Extract to read
+--
VMware Tanzu Gemfire

Issue/Introduction

This article covers how to improve get and put times if you are seeing degradation in performance.

In the gemfire.properties file, there is a socket-lease-time setting. This setting controls how long to keep idle peer to peer (P2P) connections alive before cleaning them up.

The default amount of time for this setting is 60000 or 60 seconds.   

It is possible you see worse performance of get or put commands when upgrading to VMware GemFire 9.10.x. This could be due to some GemFire product changes made to improve security with SSL.

With these changes, the cost of establishing connections may have increased sufficiently, such that if we are tearing down and re-establishing connections frequently enough, it leads to worse performance.

Environment

Product Version: 9.10

Resolution

The maximum value for socket-lease-time is 10 minutes, or 600000 ms. Changing the socket-lease-time to the maximum value means a connection will need to remain idle for a much longer period of time before getting torn down.

It is possible also, to completely eliminate the tearing down of P2P connections, by setting socket-lease-time=0. This means that any connections established never get cleaned up. In this situation, you need to make sure that you are not having any resource issues, or lack thereof, in your environment.

The recommendation is to set socket-lease-time to 600000 ms, and then reassess your performance.

There is a statistic called senderTimeouts that maps directly to how many times we clean up such idle connections. If you observe the stats and see a great decrease of senderTimeouts per second when you have increased the socket-lease-time to 600000 ms, you have definitely improved your behavior.
+--
Problem
Retype the GemFire socket-lease-time article in full, word for word, from the title line to the last sentence.

Material supplied
+--
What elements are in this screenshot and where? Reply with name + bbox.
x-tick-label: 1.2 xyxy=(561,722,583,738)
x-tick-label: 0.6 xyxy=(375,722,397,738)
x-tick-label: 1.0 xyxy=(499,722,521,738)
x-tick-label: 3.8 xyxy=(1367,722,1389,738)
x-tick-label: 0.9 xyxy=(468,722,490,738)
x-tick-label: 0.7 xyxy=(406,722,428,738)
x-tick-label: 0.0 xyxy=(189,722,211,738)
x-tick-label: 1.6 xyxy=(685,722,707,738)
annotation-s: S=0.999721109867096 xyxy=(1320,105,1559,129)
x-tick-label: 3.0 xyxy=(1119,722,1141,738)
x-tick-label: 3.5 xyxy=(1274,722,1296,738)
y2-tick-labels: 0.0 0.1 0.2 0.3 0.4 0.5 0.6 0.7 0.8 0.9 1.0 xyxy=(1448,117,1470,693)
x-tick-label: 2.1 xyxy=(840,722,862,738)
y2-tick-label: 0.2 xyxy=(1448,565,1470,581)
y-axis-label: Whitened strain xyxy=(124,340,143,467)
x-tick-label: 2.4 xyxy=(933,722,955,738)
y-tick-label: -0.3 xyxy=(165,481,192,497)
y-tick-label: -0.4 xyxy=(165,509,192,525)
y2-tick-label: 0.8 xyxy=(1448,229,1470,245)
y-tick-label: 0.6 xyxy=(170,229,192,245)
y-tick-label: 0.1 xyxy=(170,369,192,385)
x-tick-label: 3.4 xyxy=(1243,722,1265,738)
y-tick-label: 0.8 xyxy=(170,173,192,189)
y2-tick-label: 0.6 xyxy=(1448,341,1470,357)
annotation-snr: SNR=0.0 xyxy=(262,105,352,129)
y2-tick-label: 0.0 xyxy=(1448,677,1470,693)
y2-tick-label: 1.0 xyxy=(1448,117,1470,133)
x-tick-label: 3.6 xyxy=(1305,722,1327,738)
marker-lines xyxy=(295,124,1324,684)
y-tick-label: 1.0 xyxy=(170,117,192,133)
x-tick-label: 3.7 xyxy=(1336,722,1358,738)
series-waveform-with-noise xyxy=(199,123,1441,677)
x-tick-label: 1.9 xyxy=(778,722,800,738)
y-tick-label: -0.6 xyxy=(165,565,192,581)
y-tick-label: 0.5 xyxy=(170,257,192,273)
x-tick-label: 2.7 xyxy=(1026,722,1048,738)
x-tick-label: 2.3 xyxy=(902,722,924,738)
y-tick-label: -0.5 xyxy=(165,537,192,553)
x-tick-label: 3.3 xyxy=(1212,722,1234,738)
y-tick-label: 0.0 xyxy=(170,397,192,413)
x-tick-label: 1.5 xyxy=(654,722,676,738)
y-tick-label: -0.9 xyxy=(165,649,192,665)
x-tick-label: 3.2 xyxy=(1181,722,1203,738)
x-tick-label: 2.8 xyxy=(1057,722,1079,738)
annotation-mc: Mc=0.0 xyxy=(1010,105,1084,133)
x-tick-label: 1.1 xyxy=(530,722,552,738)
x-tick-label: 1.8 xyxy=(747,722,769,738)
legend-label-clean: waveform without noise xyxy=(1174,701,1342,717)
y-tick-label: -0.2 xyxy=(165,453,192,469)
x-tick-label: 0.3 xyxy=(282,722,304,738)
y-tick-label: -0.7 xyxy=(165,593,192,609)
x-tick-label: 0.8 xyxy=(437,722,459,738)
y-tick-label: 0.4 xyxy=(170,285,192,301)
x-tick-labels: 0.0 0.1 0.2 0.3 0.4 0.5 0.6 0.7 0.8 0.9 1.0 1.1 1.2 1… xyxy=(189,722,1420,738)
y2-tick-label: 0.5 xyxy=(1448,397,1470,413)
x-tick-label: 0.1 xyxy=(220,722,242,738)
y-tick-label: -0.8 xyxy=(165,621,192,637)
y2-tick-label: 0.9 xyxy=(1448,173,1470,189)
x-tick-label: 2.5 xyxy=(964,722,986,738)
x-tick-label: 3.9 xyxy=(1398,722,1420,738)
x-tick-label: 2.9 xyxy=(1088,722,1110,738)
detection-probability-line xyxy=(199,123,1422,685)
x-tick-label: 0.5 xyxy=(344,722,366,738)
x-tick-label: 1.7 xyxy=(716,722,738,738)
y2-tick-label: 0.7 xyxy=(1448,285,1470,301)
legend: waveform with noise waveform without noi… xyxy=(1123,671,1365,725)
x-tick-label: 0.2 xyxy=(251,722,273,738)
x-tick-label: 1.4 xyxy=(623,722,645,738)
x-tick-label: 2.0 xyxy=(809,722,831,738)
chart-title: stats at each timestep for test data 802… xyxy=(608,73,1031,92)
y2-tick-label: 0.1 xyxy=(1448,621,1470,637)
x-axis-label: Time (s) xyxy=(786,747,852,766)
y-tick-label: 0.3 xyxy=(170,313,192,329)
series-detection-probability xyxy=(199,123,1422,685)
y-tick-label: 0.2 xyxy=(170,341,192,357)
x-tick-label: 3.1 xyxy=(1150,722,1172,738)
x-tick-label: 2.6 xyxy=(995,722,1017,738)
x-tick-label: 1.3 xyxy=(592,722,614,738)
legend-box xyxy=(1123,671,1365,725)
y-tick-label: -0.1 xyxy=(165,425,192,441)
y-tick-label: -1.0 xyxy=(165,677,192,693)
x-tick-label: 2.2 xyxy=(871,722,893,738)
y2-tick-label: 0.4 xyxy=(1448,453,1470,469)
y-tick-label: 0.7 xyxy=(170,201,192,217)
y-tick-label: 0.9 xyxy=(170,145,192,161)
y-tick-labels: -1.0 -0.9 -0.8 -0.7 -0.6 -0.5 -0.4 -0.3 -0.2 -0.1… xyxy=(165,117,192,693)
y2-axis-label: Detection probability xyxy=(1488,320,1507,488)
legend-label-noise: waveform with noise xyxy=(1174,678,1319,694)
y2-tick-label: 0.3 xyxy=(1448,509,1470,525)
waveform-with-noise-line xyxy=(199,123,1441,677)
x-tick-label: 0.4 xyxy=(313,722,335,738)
+--
Finished task
VMware Tanzu Gemfire

Issue/Introduction

This article covers how to improve get and put times if you are seeing degradation in performance.

In the gemfire.properties file, there is a socket-lease-time setting. This setting controls how long to keep idle peer to peer (P2P) connections alive before cleaning them up.

The default amount of time for this setting is 60000 or 60 seconds.   

It is possible you see worse performance of get or put commands when upgrading to VMware GemFire 9.10.x. This could be due to some GemFire product changes made to improve security with SSL.

With these changes, the cost of establishing connections may have increased sufficiently, such that if we are tearing down and re-establishing connections frequently enough, it leads to worse performance.

Environment

Product Version: 9.10

Resolution

The maximum value for socket-lease-time is 10 minutes, or 600000 ms. Changing the socket-lease-time to the maximum value means a connection will need to remain idle for a much longer period of time before getting torn down.

It is possible also, to completely eliminate the tearing down of P2P connections, by setting socket-lease-time=0. This means that any connections established never get cleaned up. In this situation, you need to make sure that you are not having any resource issues, or lack thereof, in your environment.

The recommendation is to set socket-lease-time to 600000 ms, and then reassess your performance.

There is a statistic called senderTimeouts that maps directly to how many times we clean up such idle connections. If you observe the stats and see a great decrease of senderTimeouts per second when you have increased the socket-lease-time to 600000 ms, you have definitely improved your behavior.